**Data**:
▼

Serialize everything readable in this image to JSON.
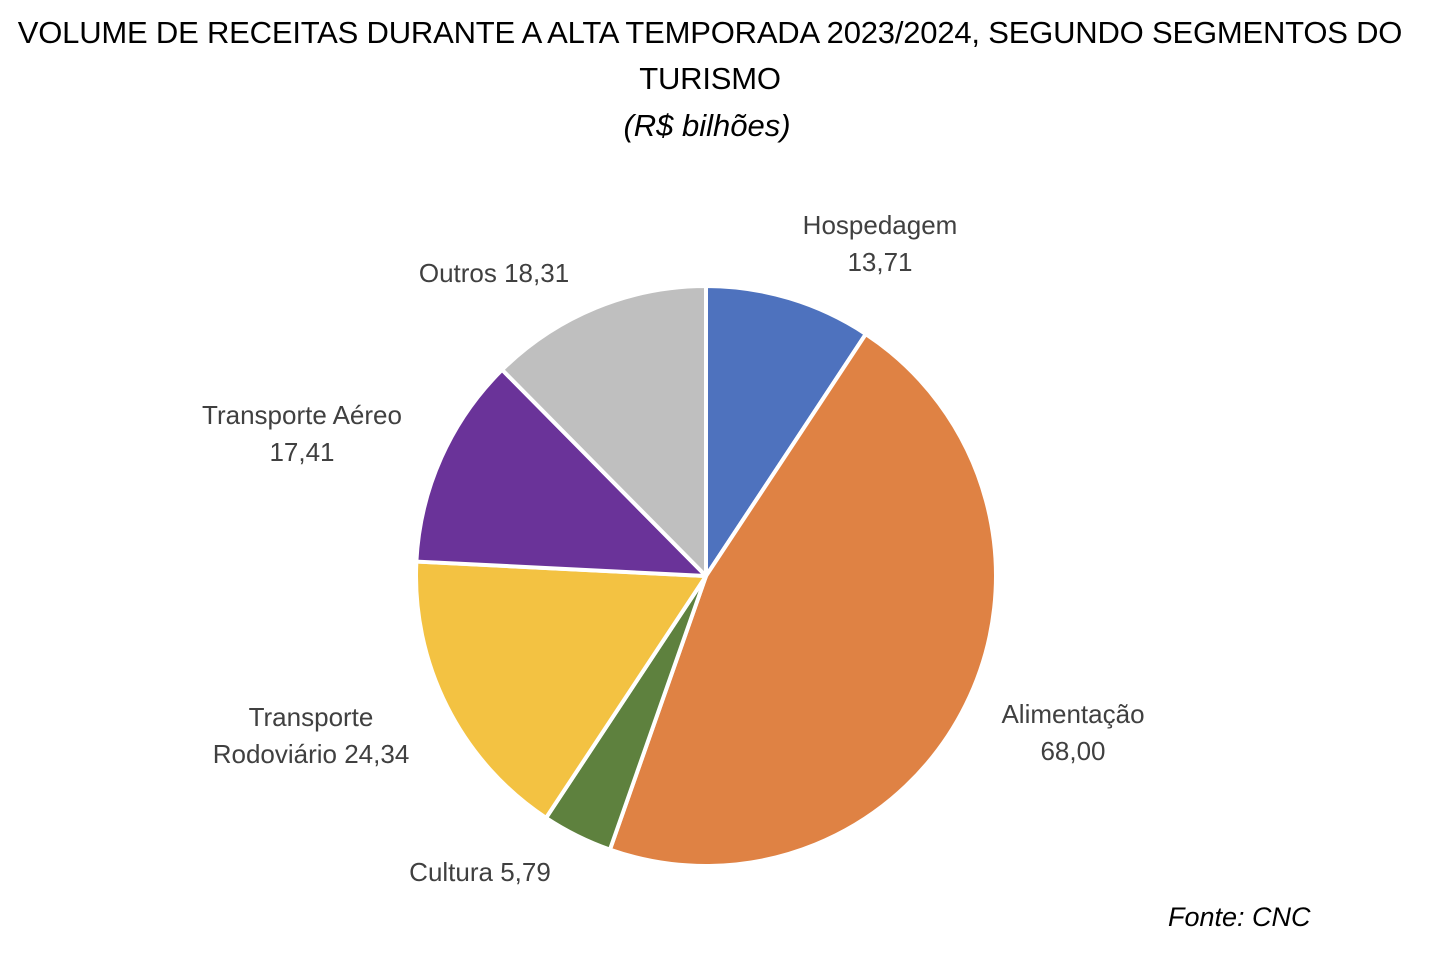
{
  "title": "VOLUME DE RECEITAS DURANTE A ALTA TEMPORADA 2023/2024, SEGUNDO SEGMENTOS DO TURISMO",
  "subtitle": "(R$ bilhões)",
  "source": "Fonte: CNC",
  "chart_data": {
    "type": "pie",
    "title": "VOLUME DE RECEITAS DURANTE A ALTA TEMPORADA 2023/2024, SEGUNDO SEGMENTOS DO TURISMO",
    "subtitle": "(R$ bilhões)",
    "slices": [
      {
        "name": "Hospedagem",
        "value": 13.71,
        "label_lines": [
          "Hospedagem",
          "13,71"
        ],
        "color": "#4E72BE"
      },
      {
        "name": "Alimentação",
        "value": 68.0,
        "label_lines": [
          "Alimentação",
          "68,00"
        ],
        "color": "#DF8244"
      },
      {
        "name": "Cultura",
        "value": 5.79,
        "label_lines": [
          "Cultura 5,79"
        ],
        "color": "#5E813E"
      },
      {
        "name": "Transporte Rodoviário",
        "value": 24.34,
        "label_lines": [
          "Transporte",
          "Rodoviário 24,34"
        ],
        "color": "#F3C242"
      },
      {
        "name": "Transporte Aéreo",
        "value": 17.41,
        "label_lines": [
          "Transporte Aéreo",
          "17,41"
        ],
        "color": "#6A3399"
      },
      {
        "name": "Outros",
        "value": 18.31,
        "label_lines": [
          "Outros 18,31"
        ],
        "color": "#BFBFBF"
      }
    ],
    "start_angle_deg": 0,
    "direction": "clockwise",
    "legend": "none"
  }
}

▲

**What is asked**: Without including any pictures, output all the entries above exactly.

**Task answer**:
Serialize everything readable in this image to JSON.
{
  "title": "VOLUME DE RECEITAS DURANTE A ALTA TEMPORADA 2023/2024, SEGUNDO SEGMENTOS DO TURISMO",
  "subtitle": "(R$ bilhões)",
  "source": "Fonte: CNC",
  "chart_data": {
    "type": "pie",
    "title": "VOLUME DE RECEITAS DURANTE A ALTA TEMPORADA 2023/2024, SEGUNDO SEGMENTOS DO TURISMO",
    "subtitle": "(R$ bilhões)",
    "slices": [
      {
        "name": "Hospedagem",
        "value": 13.71,
        "label_lines": [
          "Hospedagem",
          "13,71"
        ],
        "color": "#4E72BE"
      },
      {
        "name": "Alimentação",
        "value": 68.0,
        "label_lines": [
          "Alimentação",
          "68,00"
        ],
        "color": "#DF8244"
      },
      {
        "name": "Cultura",
        "value": 5.79,
        "label_lines": [
          "Cultura 5,79"
        ],
        "color": "#5E813E"
      },
      {
        "name": "Transporte Rodoviário",
        "value": 24.34,
        "label_lines": [
          "Transporte",
          "Rodoviário 24,34"
        ],
        "color": "#F3C242"
      },
      {
        "name": "Transporte Aéreo",
        "value": 17.41,
        "label_lines": [
          "Transporte Aéreo",
          "17,41"
        ],
        "color": "#6A3399"
      },
      {
        "name": "Outros",
        "value": 18.31,
        "label_lines": [
          "Outros 18,31"
        ],
        "color": "#BFBFBF"
      }
    ],
    "start_angle_deg": 0,
    "direction": "clockwise",
    "legend": "none"
  }
}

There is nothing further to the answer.